— Exercise data —
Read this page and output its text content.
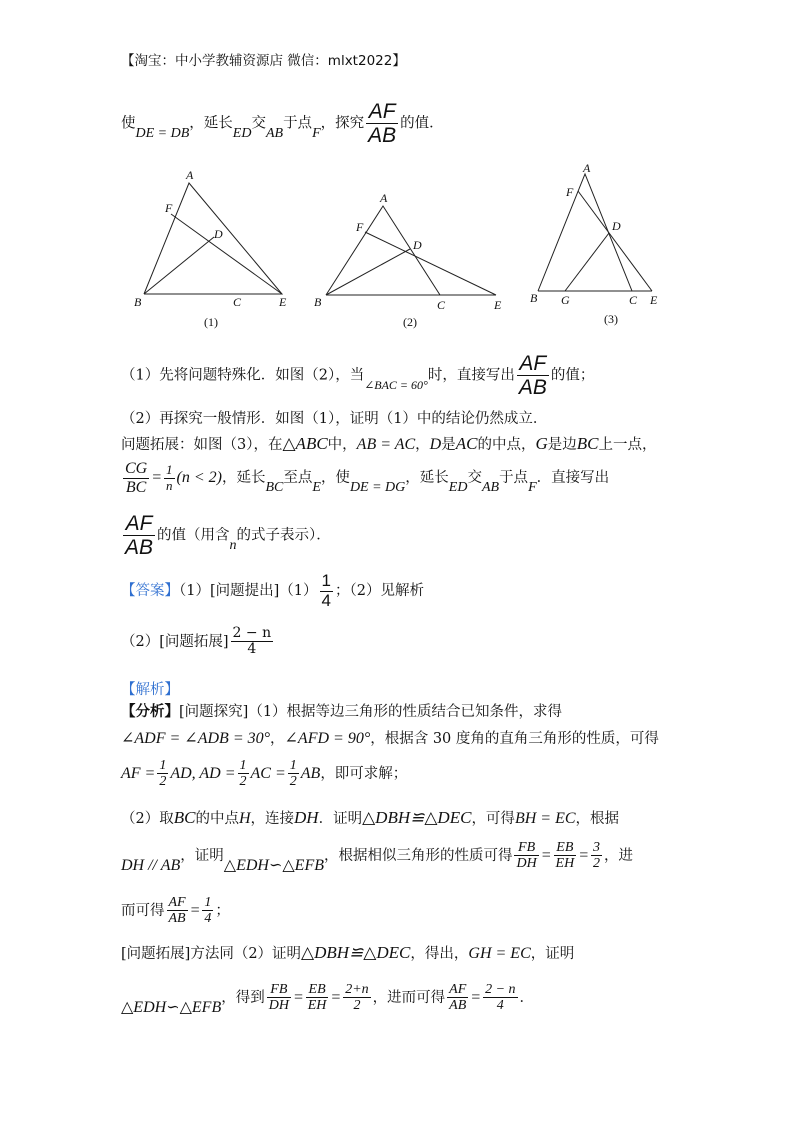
【淘宝：中小学教辅资源店 微信：mlxt2022】
使DE = DB，延长ED交AB于点F，探究 $\frac{AF}{AB}$ 的值．
A
F
D
B	C	E
(1)
A
F
D
B	C	E
(2)
A
F
D
B G	C E
(3)
（1）先将问题特殊化．如图（2），当$_{\angle BAC = 60^\circ}$时，直接写出 $\frac{AF}{AB}$ 的值；
（2）再探究一般情形．如图（1），证明（1）中的结论仍然成立．
问题拓展：如图（3），在△ABC中，AB = AC，D是AC的中点，G是边BC上一点，
$\frac{CG}{BC} = \frac{1}{n} (n < 2)$，延长BC至点E，使DE = DG，延长ED交AB于点F．直接写出
$\frac{AF}{AB}$ 的值（用含n的式子表示）．
【答案】（1）[问题提出]$(1) \frac{1}{4}$ ；（2）见解析
（2）[问题拓展] $\frac{2 - n}{4}$
【解析】
【分析】[问题探究]（1）根据等边三角形的性质结合已知条件，求得
∠ADF = ∠ADB = 30°，∠AFD = 90°，根据含 30 度角的直角三角形的性质，可得
AF = $\frac{1}{2}$ AD, AD = $\frac{1}{2}$ AC = $\frac{1}{2}$ AB，即可求解；
（2）取BC的中点H，连接DH．证明△DBH≌△DEC，可得BH = EC，根据
DH // AB，证明△EDH∽△EFB，根据相似三角形的性质可得 $\frac{FB}{DH} = \frac{EB}{EH} = \frac{3}{2}$ ，进
而可得 $\frac{AF}{AB} = \frac{1}{4}$ ；
[问题拓展]方法同（2）证明△DBH≌△DEC，得出，GH = EC，证明
△EDH∽△EFB，得到 $\frac{FB}{DH} = \frac{EB}{EH} = \frac{2+n}{2}$ ，进而可得 $\frac{AF}{AB} = \frac{2 - n}{4}$ ．
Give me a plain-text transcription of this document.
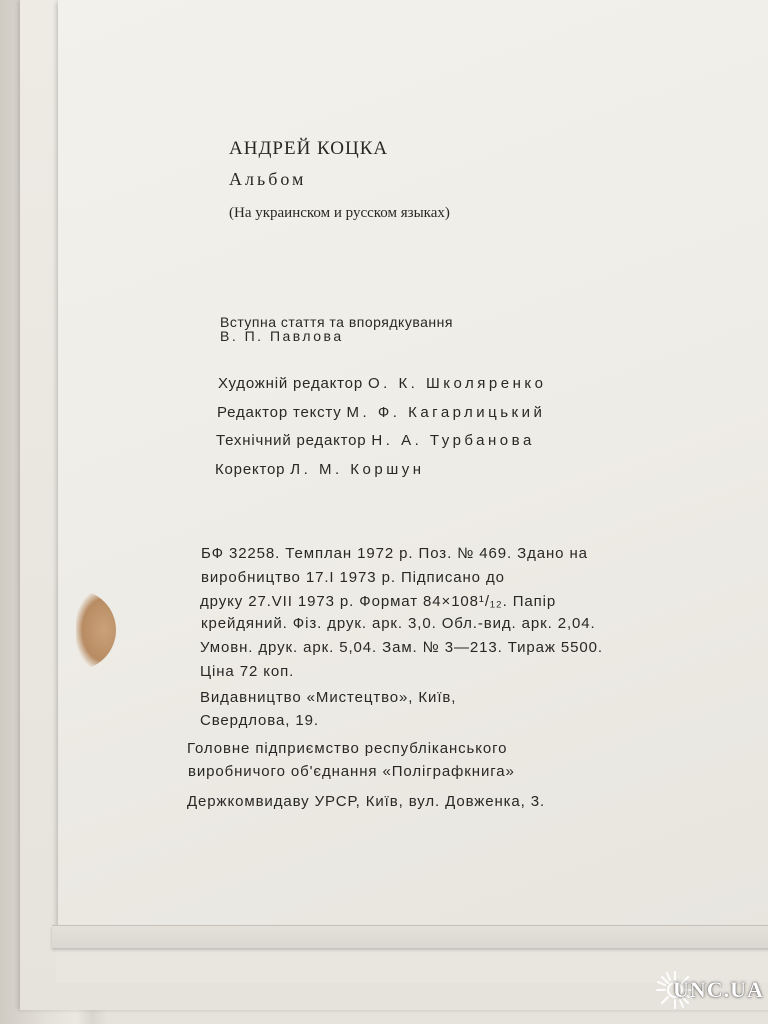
АНДРЕЙ КОЦКА

Альбом

(На украинском и русском языках)

Вступна стаття та впорядкування

В. П. Павлова

Художній редактор О. К. Школяренко

Редактор тексту М. Ф. Кагарлицький

Технічний редактор Н. А. Турбанова

Коректор Л. М. Коршун

БФ 32258. Темплан 1972 р. Поз. № 469. Здано на

виробництво 17.І 1973 р. Підписано до

друку 27.VII 1973 р. Формат 84×108¹/₁₂. Папір

крейдяний. Фіз. друк. арк. 3,0. Обл.-вид. арк. 2,04.

Умовн. друк. арк. 5,04. Зам. № 3—213. Тираж 5500.

Ціна 72 коп.

Видавництво «Мистецтво», Київ,

Свердлова, 19.

Головне підприємство республіканського

виробничого об'єднання «Поліграфкнига»

Держкомвидаву УРСР, Київ, вул. Довженка, 3.

UNC.UA
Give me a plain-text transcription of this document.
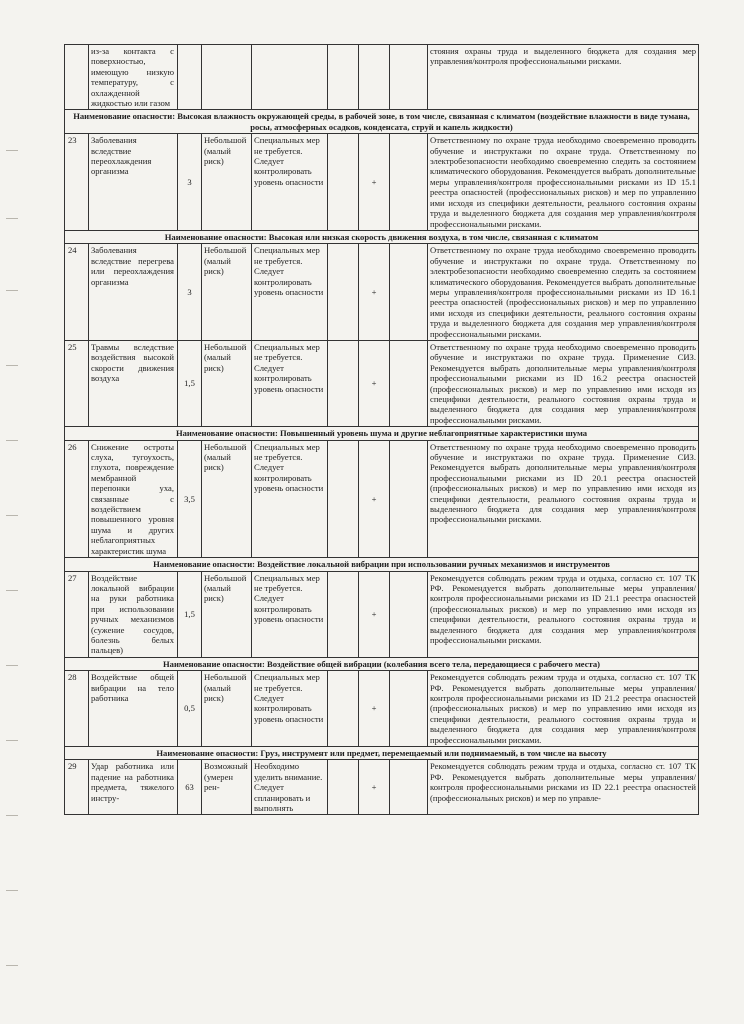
	из-за контакта с поверхностью, имеющую низкую температуру, с охлажденной жидкостью или газом							стояния охраны труда и выделенного бюджета для создания мер управления/контроля профессиональными рисками.
Наименование опасности: Высокая влажность окружающей среды, в рабочей зоне, в том числе, связанная с климатом (воздействие влажности в виде тумана, росы, атмосферных осадков, конденсата, струй и капель жидкости)								
23	Заболевания вследствие переохлаждения организма	3	Небольшой (малый риск)	Специальных мер не требуется. Следует контролировать уровень опасности		+		Ответственному по охране труда необходимо своевременно проводить обучение и инструктажи по охране труда. Ответственному по электробезопасности необходимо своевременно следить за состоянием климатического оборудования. Рекомендуется выбрать дополнительные меры управления/контроля профессиональными рисками из ID 15.1 реестра опасностей (профессиональных рисков) и мер по управлению ими исходя из специфики деятельности, реального состояния охраны труда и выделенного бюджета для создания мер управления/контроля профессиональными рисками.
Наименование опасности: Высокая или низкая скорость движения воздуха, в том числе, связанная с климатом								
24	Заболевания вследствие перегрева или переохлаждения организма	3	Небольшой (малый риск)	Специальных мер не требуется. Следует контролировать уровень опасности		+		Ответственному по охране труда необходимо своевременно проводить обучение и инструктажи по охране труда. Ответственному по электробезопасности необходимо своевременно следить за состоянием климатического оборудования. Рекомендуется выбрать дополнительные меры управления/контроля профессиональными рисками из ID 16.1 реестра опасностей (профессиональных рисков) и мер по управлению ими исходя из специфики деятельности, реального состояния охраны труда и выделенного бюджета для создания мер управления/контроля профессиональными рисками.
25	Травмы вследствие воздействия высокой скорости движения воздуха	1,5	Небольшой (малый риск)	Специальных мер не требуется. Следует контролировать уровень опасности		+		Ответственному по охране труда необходимо своевременно проводить обучение и инструктажи по охране труда. Применение СИЗ. Рекомендуется выбрать дополнительные меры управления/контроля профессиональными рисками из ID 16.2 реестра опасностей (профессиональных рисков) и мер по управлению ими исходя из специфики деятельности, реального состояния охраны труда и выделенного бюджета для создания мер управления/контроля профессиональными рисками.
Наименование опасности: Повышенный уровень шума и другие неблагоприятные характеристики шума								
26	Снижение остроты слуха, тугоухость, глухота, повреждение мембранной перепонки уха, связанные с воздействием повышенного уровня шума и других неблагоприятных характеристик шума	3,5	Небольшой (малый риск)	Специальных мер не требуется. Следует контролировать уровень опасности		+		Ответственному по охране труда необходимо своевременно проводить обучение и инструктажи по охране труда. Применение СИЗ. Рекомендуется выбрать дополнительные меры управления/контроля профессиональными рисками из ID 20.1 реестра опасностей (профессиональных рисков) и мер по управлению ими исходя из специфики деятельности, реального состояния охраны труда и выделенного бюджета для создания мер управления/контроля профессиональными рисками.
Наименование опасности: Воздействие локальной вибрации при использовании ручных механизмов и инструментов								
27	Воздействие локальной вибрации на руки работника при использовании ручных механизмов (сужение сосудов, болезнь белых пальцев)	1,5	Небольшой (малый риск)	Специальных мер не требуется. Следует контролировать уровень опасности		+		Рекомендуется соблюдать режим труда и отдыха, согласно ст. 107 ТК РФ. Рекомендуется выбрать дополнительные меры управления/контроля профессиональными рисками из ID 21.1 реестра опасностей (профессиональных рисков) и мер по управлению ими исходя из специфики деятельности, реального состояния охраны труда и выделенного бюджета для создания мер управления/контроля профессиональными рисками.
Наименование опасности: Воздействие общей вибрации (колебания всего тела, передающиеся с рабочего места)								
28	Воздействие общей вибрации на тело работника	0,5	Небольшой (малый риск)	Специальных мер не требуется. Следует контролировать уровень опасности		+		Рекомендуется соблюдать режим труда и отдыха, согласно ст. 107 ТК РФ. Рекомендуется выбрать дополнительные меры управления/контроля профессиональными рисками из ID 21.2 реестра опасностей (профессиональных рисков) и мер по управлению ими исходя из специфики деятельности, реального состояния охраны труда и выделенного бюджета для создания мер управления/контроля профессиональными рисками.
Наименование опасности: Груз, инструмент или предмет, перемещаемый или поднимаемый, в том числе на высоту								
29	Удар работника или падение на работника предмета, тяжелого инстру-	63	Возможный (умерен рен-	Необходимо уделить внимание. Следует спланировать и выполнять		+		Рекомендуется соблюдать режим труда и отдыха, согласно ст. 107 ТК РФ. Рекомендуется выбрать дополнительные меры управления/контроля профессиональными рисками из ID 22.1 реестра опасностей (профессиональных рисков) и мер по управле-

— What needs to be done —
Where a line contains "локальной", copy that line.

— Solution for this task —
Наименование опасности: Воздействие локальной вибрации при использовании ручных механизмов и инструментов								
27	Воздействие локальной вибрации на руки работника при использовании ручных механизмов (сужение сосудов, болезнь белых пальцев)	1,5	Небольшой (малый риск)	Специальных мер не требуется. Следует контролировать уровень опасности		+		Рекомендуется соблюдать режим труда и отдыха, согласно ст. 107 ТК РФ. Рекомендуется выбрать дополнительные меры управления/контроля профессиональными рисками из ID 21.1 реестра опасностей (профессиональных рисков) и мер по управлению ими исходя из специфики деятельности, реального состояния охраны труда и выделенного бюджета для создания мер управления/контроля профессиональными рисками.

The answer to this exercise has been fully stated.